◆ Exercise:
Repeat the records exactly. Every line must match.

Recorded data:
--- --- ---
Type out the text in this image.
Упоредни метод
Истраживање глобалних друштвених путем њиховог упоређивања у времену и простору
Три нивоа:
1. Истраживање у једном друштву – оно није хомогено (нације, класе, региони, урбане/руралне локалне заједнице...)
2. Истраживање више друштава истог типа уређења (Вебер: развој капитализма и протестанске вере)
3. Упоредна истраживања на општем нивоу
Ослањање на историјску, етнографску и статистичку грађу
--- --- ---
◆ Response to the task:
Type out the text in this image.
Упоредни метод
Истраживање глобалних друштвених путем њиховог упоређивања у времену и простору
Три нивоа:
1. Истраживање у једном друштву – оно није хомогено (нације, класе, региони, урбане/руралне локалне заједнице...)
2. Истраживање више друштава истог типа уређења (Вебер: развој капитализма и протестанске вере)
3. Упоредна истраживања на општем нивоу
Ослањање на историјску, етнографску и статистичку грађу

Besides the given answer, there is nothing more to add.